**DO THIS**
Locate each line holding the string "with" and copy it.

**WORKING DATA**

+ + + + + + +

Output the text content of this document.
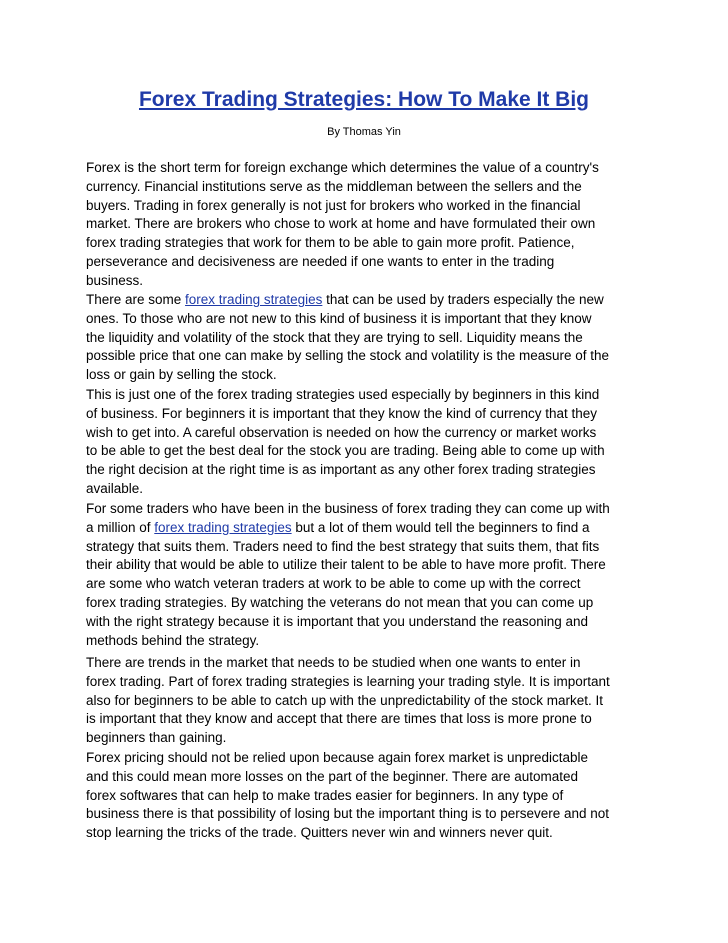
Forex Trading Strategies: How To Make It Big
By Thomas Yin

Forex is the short term for foreign exchange which determines the value of a country's
currency. Financial institutions serve as the middleman between the sellers and the
buyers. Trading in forex generally is not just for brokers who worked in the financial
market. There are brokers who chose to work at home and have formulated their own
forex trading strategies that work for them to be able to gain more profit. Patience,
perseverance and decisiveness are needed if one wants to enter in the trading
business.

There are some forex trading strategies that can be used by traders especially the new
ones. To those who are not new to this kind of business it is important that they know
the liquidity and volatility of the stock that they are trying to sell. Liquidity means the
possible price that one can make by selling the stock and volatility is the measure of the
loss or gain by selling the stock.

This is just one of the forex trading strategies used especially by beginners in this kind
of business. For beginners it is important that they know the kind of currency that they
wish to get into. A careful observation is needed on how the currency or market works
to be able to get the best deal for the stock you are trading. Being able to come up with
the right decision at the right time is as important as any other forex trading strategies
available.

For some traders who have been in the business of forex trading they can come up with
a million of forex trading strategies but a lot of them would tell the beginners to find a
strategy that suits them. Traders need to find the best strategy that suits them, that fits
their ability that would be able to utilize their talent to be able to have more profit. There
are some who watch veteran traders at work to be able to come up with the correct
forex trading strategies. By watching the veterans do not mean that you can come up
with the right strategy because it is important that you understand the reasoning and
methods behind the strategy.

There are trends in the market that needs to be studied when one wants to enter in
forex trading. Part of forex trading strategies is learning your trading style. It is important
also for beginners to be able to catch up with the unpredictability of the stock market. It
is important that they know and accept that there are times that loss is more prone to
beginners than gaining.

Forex pricing should not be relied upon because again forex market is unpredictable
and this could mean more losses on the part of the beginner. There are automated
forex softwares that can help to make trades easier for beginners. In any type of
business there is that possibility of losing but the important thing is to persevere and not
stop learning the tricks of the trade. Quitters never win and winners never quit.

+ + + + + + +

**EXERCISE OUTPUT**
to be able to get the best deal for the stock you are trading. Being able to come up with
For some traders who have been in the business of forex trading they can come up with
are some who watch veteran traders at work to be able to come up with the correct
with the right strategy because it is important that you understand the reasoning and
also for beginners to be able to catch up with the unpredictability of the stock market. It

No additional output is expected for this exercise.